* Begin SUPPLIED DATA *

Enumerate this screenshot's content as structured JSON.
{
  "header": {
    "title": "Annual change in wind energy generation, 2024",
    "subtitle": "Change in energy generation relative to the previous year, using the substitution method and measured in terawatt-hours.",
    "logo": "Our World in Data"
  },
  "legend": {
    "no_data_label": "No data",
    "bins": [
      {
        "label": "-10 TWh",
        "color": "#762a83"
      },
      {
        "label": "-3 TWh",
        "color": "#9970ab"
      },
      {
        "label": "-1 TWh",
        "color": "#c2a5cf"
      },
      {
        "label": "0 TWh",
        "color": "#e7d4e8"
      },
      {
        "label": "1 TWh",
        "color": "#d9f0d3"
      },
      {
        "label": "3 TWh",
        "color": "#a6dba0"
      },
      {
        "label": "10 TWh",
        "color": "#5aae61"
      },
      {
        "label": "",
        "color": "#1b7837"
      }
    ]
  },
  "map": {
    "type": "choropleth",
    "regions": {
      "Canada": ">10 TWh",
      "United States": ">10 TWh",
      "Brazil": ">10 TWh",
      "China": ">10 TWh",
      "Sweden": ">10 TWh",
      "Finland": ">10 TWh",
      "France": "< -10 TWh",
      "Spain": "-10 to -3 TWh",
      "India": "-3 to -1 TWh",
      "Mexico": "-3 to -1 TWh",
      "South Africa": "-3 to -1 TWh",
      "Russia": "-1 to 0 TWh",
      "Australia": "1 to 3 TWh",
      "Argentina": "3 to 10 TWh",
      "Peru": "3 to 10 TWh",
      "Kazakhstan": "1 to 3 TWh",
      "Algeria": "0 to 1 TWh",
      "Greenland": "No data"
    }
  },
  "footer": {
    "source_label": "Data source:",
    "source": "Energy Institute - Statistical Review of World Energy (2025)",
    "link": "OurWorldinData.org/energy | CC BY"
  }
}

* End SUPPLIED DATA *

§ TASK TO COMPLETE: Find the lines containing "color" and pull them out.

§ OUTPUT FOR THIS EXERCISE:
        "color": "#762a83"
        "color": "#9970ab"
        "color": "#c2a5cf"
        "color": "#e7d4e8"
        "color": "#d9f0d3"
        "color": "#a6dba0"
        "color": "#5aae61"
        "color": "#1b7837"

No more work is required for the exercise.